**Gestellte Aufgabe 1**
Zitieren Sie aus dem Forenthread über den Bentley Bentayga Fly Fishing wortgetreu den Teil, der mit den Worten „Bentley bietet mit“ beginnt und mit „unter zu bringen.“ endet.
**Gestellte Aufgabe 2**
Beantworten Sie zum Forenthread über den Bentley Bentayga Fly Fishing die folgenden Fragen.
(a) Wie hoch ist der Grundpreis des Autos ohne den Umbau?
(b) Wodurch ist der Kasten für die Angelklamotten wasserdicht?
(c) Wie viele Angelruten gehören zur Ausstattung?

# Edel zum Fliegenfischen: Bentley bietet das Auto dazu!



## Thomas9904 (20. Juli 2016)

Vorabveröffentlichung Mag August

*Edel zum Fliegenfischen: Bentley bietet das Auto dazu​*
Leute, habt ihr Geld über?
So richtig fett Kohle????

Dann solltet ihr euch mal das Folgende anschauen:
*Luxus-Angeln mit dem Bentley Bentayga Fly Fishing*
http://www.gq-magazin.de/auto-techn...s-angeln-mit-dem-bentley-bentayga-fly-fishing

Bentley bietet mit diesem noblen SUV wirklich was an -  laut Bericht inkl. einem "schicken Fliegenbindestock – inklusive Schnüren, Haken und Ködern"....

So profanes Zeug wie 
".Vier Angelruten mit feinen Lederköchern, Kescher unterschiedlicher Größen, ebenfalls in Leder gehüllt, und drei große Aluminiumkästen, die mit edlem Sattelleder und Walnussholz verkleidet wurden – dazu jede Menge Stauraum für Angelhaken und andere Utensilien." 
gehört natürlich eh zur Ausstattung.

Dazu solls noch nen dank Neoprenauskleidung wasserdichten Kasten geben, um Angelklamotten trocken im Kofferraum unter zu bringen.

Was das koscht?

Für das Auto OHNE  den Umbau ist schon ein reiner Grundpreis von  208.488 Euro fällig....


Wenn ihr also nicht mehr wisst, wohin mit der Kohle........

Thomas Finkbeiner


----------



## hirschkaefer (20. Juli 2016)

*AW: Edel zum Fliegenfischen: Bentley bietet das Auto dazu!*

Da bin ich gespannt, wer sich da die  wieder Mäuler über die Fliegenfischer zerreißt... :q:q:q


----------



## Thomas9904 (20. Juli 2016)

*AW: Edel zum Fliegenfischen: Bentley bietet das Auto dazu!*

Passend als Schwob:
I fahr Daimler!
https://www.youtube.com/watch?v=d3nMUm4iy8Q


----------



## Ulli3D (20. Juli 2016)

*AW: Edel zum Fliegenfischen: Bentley bietet das Auto dazu!*

Ganz ehrlich, da ist mir der Bentley lieber


----------



## Thomas9904 (20. Juli 2016)

*AW: Edel zum Fliegenfischen: Bentley bietet das Auto dazu!*

Du bisch ja au net mol Beuteschwabe ;-))


----------



## Ulli3D (20. Juli 2016)

*AW: Edel zum Fliegenfischen: Bentley bietet das Auto dazu!*

Man muss auch mal Glück haben


----------



## Sten Hagelvoll (20. Juli 2016)

**Gespeicherte Daten**
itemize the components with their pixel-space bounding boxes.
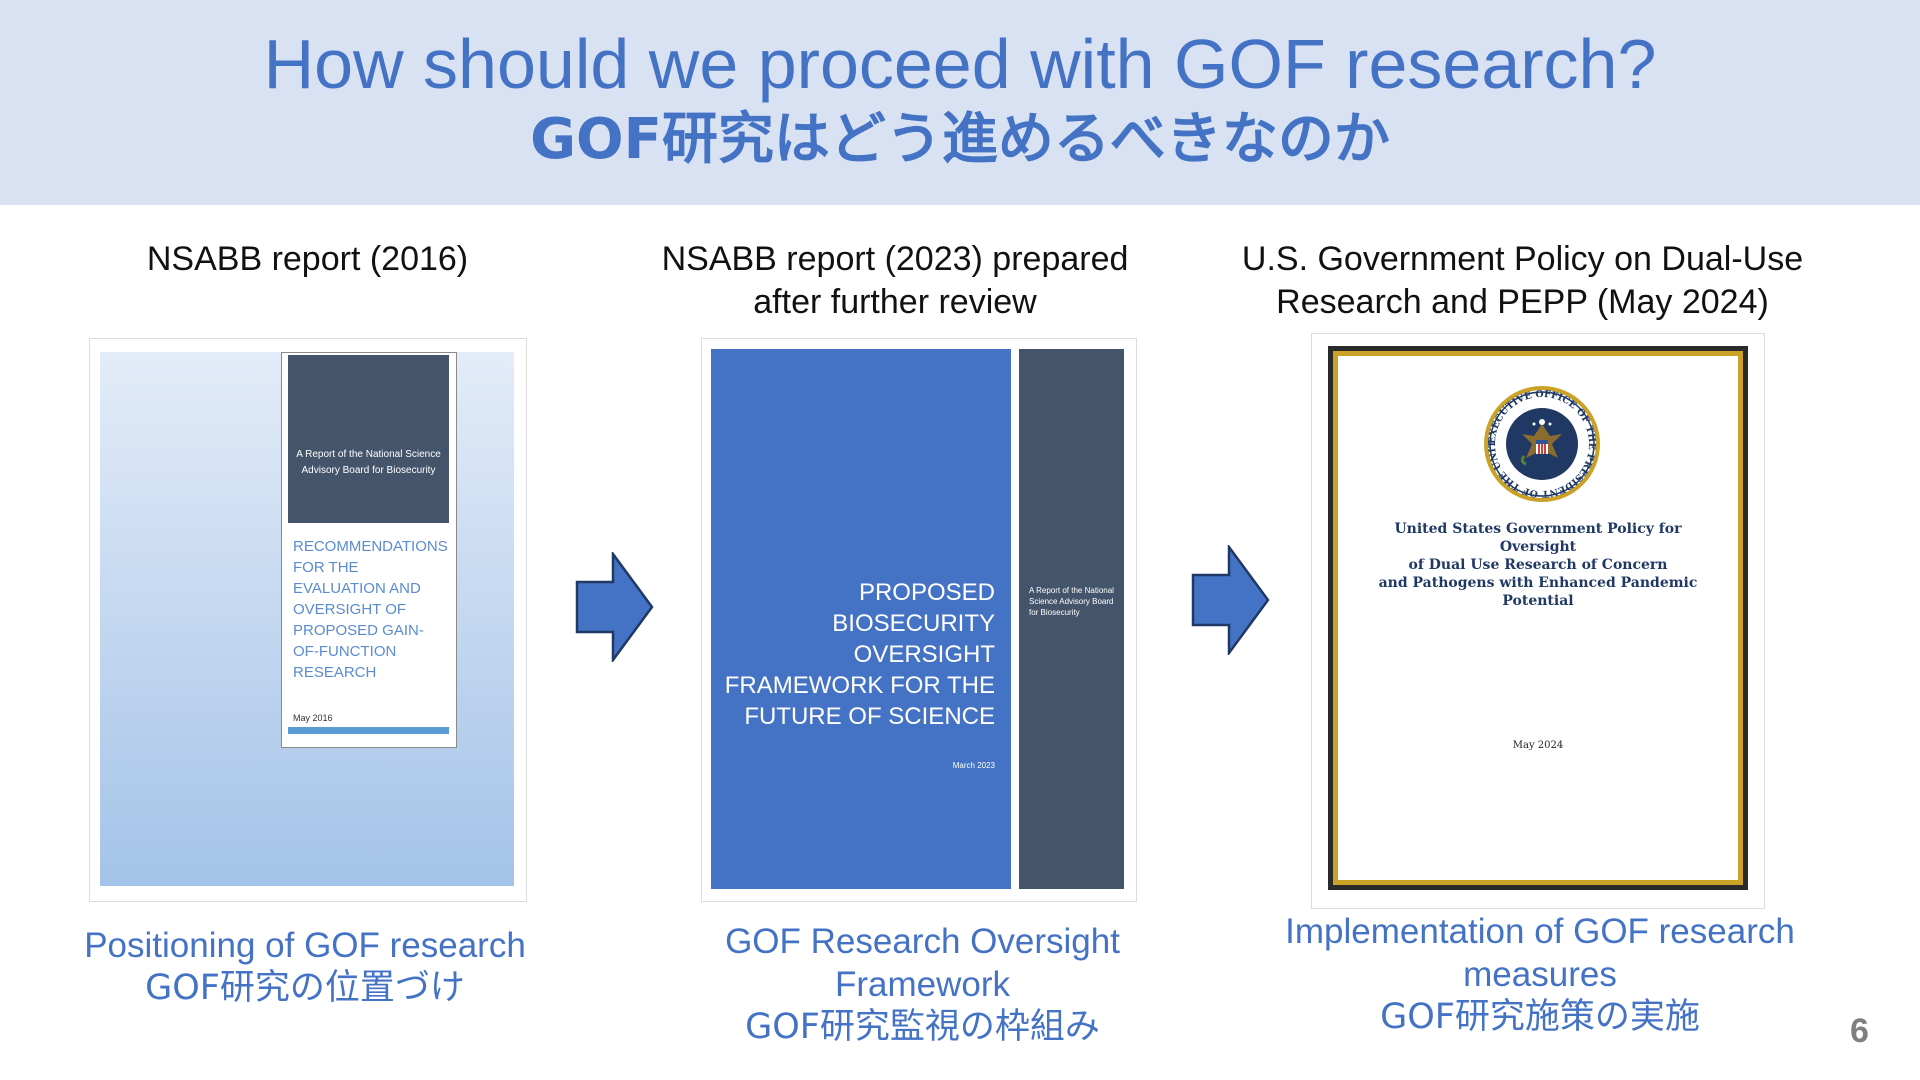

**Vollständige Ausgabe 1**
Bentley bietet mit diesem noblen SUV wirklich was an -  laut Bericht inkl. einem "schicken Fliegenbindestock – inklusive Schnüren, Haken und Ködern"....

So profanes Zeug wie 
".Vier Angelruten mit feinen Lederköchern, Kescher unterschiedlicher Größen, ebenfalls in Leder gehüllt, und drei große Aluminiumkästen, die mit edlem Sattelleder und Walnussholz verkleidet wurden – dazu jede Menge Stauraum für Angelhaken und andere Utensilien." 
gehört natürlich eh zur Ausstattung.

Dazu solls noch nen dank Neoprenauskleidung wasserdichten Kasten geben, um Angelklamotten trocken im Kofferraum unter zu bringen.

**Vollständige Ausgabe 2**
(a) Der Grundpreis ohne den Umbau beträgt 208.488 Euro.
(b) Der Kasten ist dank einer Neoprenauskleidung wasserdicht.
(c) Zur Ausstattung gehören vier Angelruten.